WHAT IS ASKED – Transcribe the entries below exactly; leave every image out.

(Saved entries)
-- begin --

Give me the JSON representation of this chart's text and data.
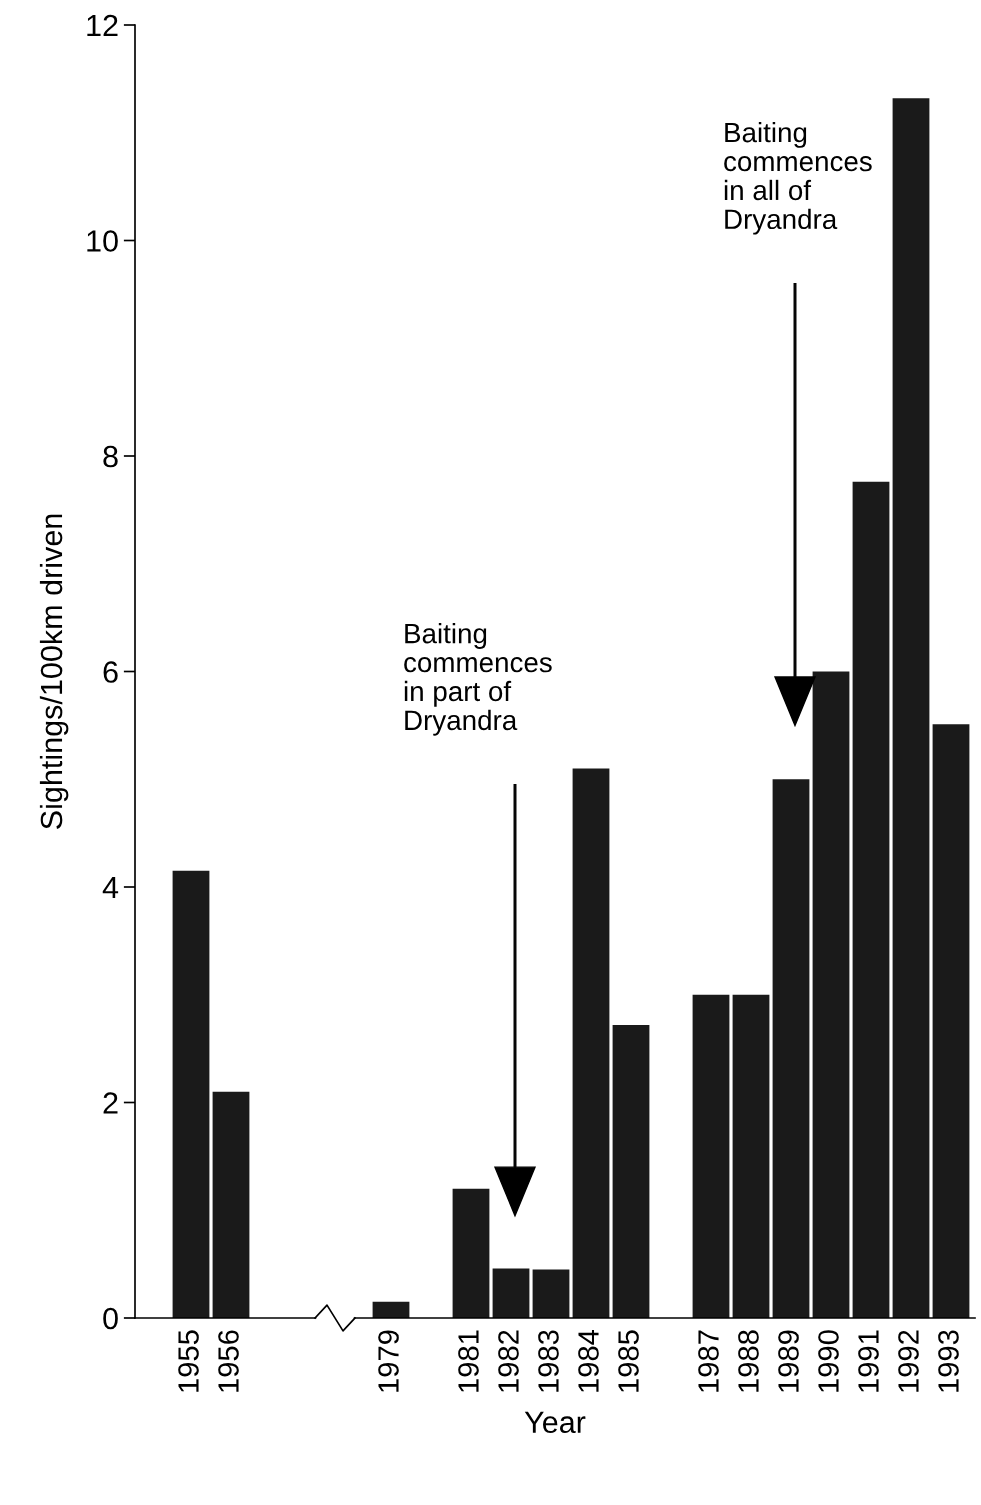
{
  "chart_data": {
    "type": "bar",
    "xlabel": "Year",
    "ylabel": "Sightings/100km driven",
    "categories": [
      "1955",
      "1956",
      null,
      null,
      null,
      "1979",
      null,
      "1981",
      "1982",
      "1983",
      "1984",
      "1985",
      null,
      "1987",
      "1988",
      "1989",
      "1990",
      "1991",
      "1992",
      "1993"
    ],
    "values": [
      4.15,
      2.1,
      null,
      null,
      null,
      0.15,
      null,
      1.2,
      0.46,
      0.45,
      5.1,
      2.72,
      null,
      3.0,
      3.0,
      5.0,
      6.0,
      7.76,
      11.32,
      5.51
    ],
    "color": "#1a1a1a",
    "ylim": [
      0,
      12
    ],
    "yticks": [
      0,
      2,
      4,
      6,
      8,
      10,
      12
    ],
    "grid": false,
    "legend": false,
    "annotations": [
      "Baiting\ncommences\nin part of\nDryandra",
      "Baiting\ncommences\nin all of\nDryandra"
    ]
  }
}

-- end --

RESULT –
Give me the JSON representation of this chart's text and data.
{
  "chart_data": {
    "type": "bar",
    "xlabel": "Year",
    "ylabel": "Sightings/100km driven",
    "categories": [
      "1955",
      "1956",
      null,
      null,
      null,
      "1979",
      null,
      "1981",
      "1982",
      "1983",
      "1984",
      "1985",
      null,
      "1987",
      "1988",
      "1989",
      "1990",
      "1991",
      "1992",
      "1993"
    ],
    "values": [
      4.15,
      2.1,
      null,
      null,
      null,
      0.15,
      null,
      1.2,
      0.46,
      0.45,
      5.1,
      2.72,
      null,
      3.0,
      3.0,
      5.0,
      6.0,
      7.76,
      11.32,
      5.51
    ],
    "color": "#1a1a1a",
    "ylim": [
      0,
      12
    ],
    "yticks": [
      0,
      2,
      4,
      6,
      8,
      10,
      12
    ],
    "grid": false,
    "legend": false,
    "annotations": [
      "Baiting\ncommences\nin part of\nDryandra",
      "Baiting\ncommences\nin all of\nDryandra"
    ]
  }
}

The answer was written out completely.